What you are asked to do » Print the entire listing. Each line must match the original exactly.

Items »
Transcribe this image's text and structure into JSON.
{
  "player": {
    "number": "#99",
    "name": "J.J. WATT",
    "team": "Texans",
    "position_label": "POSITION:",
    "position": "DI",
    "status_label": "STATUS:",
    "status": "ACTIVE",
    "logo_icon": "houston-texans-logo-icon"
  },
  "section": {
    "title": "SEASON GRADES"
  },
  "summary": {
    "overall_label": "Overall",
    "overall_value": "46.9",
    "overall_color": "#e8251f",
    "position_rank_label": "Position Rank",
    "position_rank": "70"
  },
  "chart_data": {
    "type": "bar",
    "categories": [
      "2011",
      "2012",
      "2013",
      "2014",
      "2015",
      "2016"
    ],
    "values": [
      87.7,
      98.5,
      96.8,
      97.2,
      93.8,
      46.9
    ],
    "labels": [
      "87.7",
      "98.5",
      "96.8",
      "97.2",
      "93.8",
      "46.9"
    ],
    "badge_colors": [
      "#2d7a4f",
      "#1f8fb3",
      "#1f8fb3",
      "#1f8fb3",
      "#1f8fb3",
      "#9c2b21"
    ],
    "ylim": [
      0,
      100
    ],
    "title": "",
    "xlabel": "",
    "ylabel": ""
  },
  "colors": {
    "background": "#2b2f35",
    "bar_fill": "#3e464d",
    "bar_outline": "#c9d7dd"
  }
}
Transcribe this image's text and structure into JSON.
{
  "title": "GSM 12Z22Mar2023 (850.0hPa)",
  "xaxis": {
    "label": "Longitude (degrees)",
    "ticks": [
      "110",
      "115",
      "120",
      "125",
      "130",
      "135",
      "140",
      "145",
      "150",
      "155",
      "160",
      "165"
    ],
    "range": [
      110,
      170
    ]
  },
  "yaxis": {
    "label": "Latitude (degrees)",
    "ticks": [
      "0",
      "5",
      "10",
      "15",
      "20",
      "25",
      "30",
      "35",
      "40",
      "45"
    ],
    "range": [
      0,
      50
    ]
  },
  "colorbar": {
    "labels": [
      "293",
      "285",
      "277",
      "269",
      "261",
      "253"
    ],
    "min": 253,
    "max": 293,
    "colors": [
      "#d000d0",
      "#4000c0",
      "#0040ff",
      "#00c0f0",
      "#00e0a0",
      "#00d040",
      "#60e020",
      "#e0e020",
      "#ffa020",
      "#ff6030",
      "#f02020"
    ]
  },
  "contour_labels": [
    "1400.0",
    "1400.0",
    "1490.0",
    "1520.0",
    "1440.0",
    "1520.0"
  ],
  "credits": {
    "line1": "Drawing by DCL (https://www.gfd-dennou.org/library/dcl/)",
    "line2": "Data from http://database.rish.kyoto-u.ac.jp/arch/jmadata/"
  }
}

Exercise output »
Transcribe this image's text and structure into JSON.
{
  "player": {
    "number": "#99",
    "name": "J.J. WATT",
    "team": "Texans",
    "position_label": "POSITION:",
    "position": "DI",
    "status_label": "STATUS:",
    "status": "ACTIVE",
    "logo_icon": "houston-texans-logo-icon"
  },
  "section": {
    "title": "SEASON GRADES"
  },
  "summary": {
    "overall_label": "Overall",
    "overall_value": "46.9",
    "overall_color": "#e8251f",
    "position_rank_label": "Position Rank",
    "position_rank": "70"
  },
  "chart_data": {
    "type": "bar",
    "categories": [
      "2011",
      "2012",
      "2013",
      "2014",
      "2015",
      "2016"
    ],
    "values": [
      87.7,
      98.5,
      96.8,
      97.2,
      93.8,
      46.9
    ],
    "labels": [
      "87.7",
      "98.5",
      "96.8",
      "97.2",
      "93.8",
      "46.9"
    ],
    "badge_colors": [
      "#2d7a4f",
      "#1f8fb3",
      "#1f8fb3",
      "#1f8fb3",
      "#1f8fb3",
      "#9c2b21"
    ],
    "ylim": [
      0,
      100
    ],
    "title": "",
    "xlabel": "",
    "ylabel": ""
  },
  "colors": {
    "background": "#2b2f35",
    "bar_fill": "#3e464d",
    "bar_outline": "#c9d7dd"
  }
}
Transcribe this image's text and structure into JSON.
{
  "title": "GSM 12Z22Mar2023 (850.0hPa)",
  "xaxis": {
    "label": "Longitude (degrees)",
    "ticks": [
      "110",
      "115",
      "120",
      "125",
      "130",
      "135",
      "140",
      "145",
      "150",
      "155",
      "160",
      "165"
    ],
    "range": [
      110,
      170
    ]
  },
  "yaxis": {
    "label": "Latitude (degrees)",
    "ticks": [
      "0",
      "5",
      "10",
      "15",
      "20",
      "25",
      "30",
      "35",
      "40",
      "45"
    ],
    "range": [
      0,
      50
    ]
  },
  "colorbar": {
    "labels": [
      "293",
      "285",
      "277",
      "269",
      "261",
      "253"
    ],
    "min": 253,
    "max": 293,
    "colors": [
      "#d000d0",
      "#4000c0",
      "#0040ff",
      "#00c0f0",
      "#00e0a0",
      "#00d040",
      "#60e020",
      "#e0e020",
      "#ffa020",
      "#ff6030",
      "#f02020"
    ]
  },
  "contour_labels": [
    "1400.0",
    "1400.0",
    "1490.0",
    "1520.0",
    "1440.0",
    "1520.0"
  ],
  "credits": {
    "line1": "Drawing by DCL (https://www.gfd-dennou.org/library/dcl/)",
    "line2": "Data from http://database.rish.kyoto-u.ac.jp/arch/jmadata/"
  }
}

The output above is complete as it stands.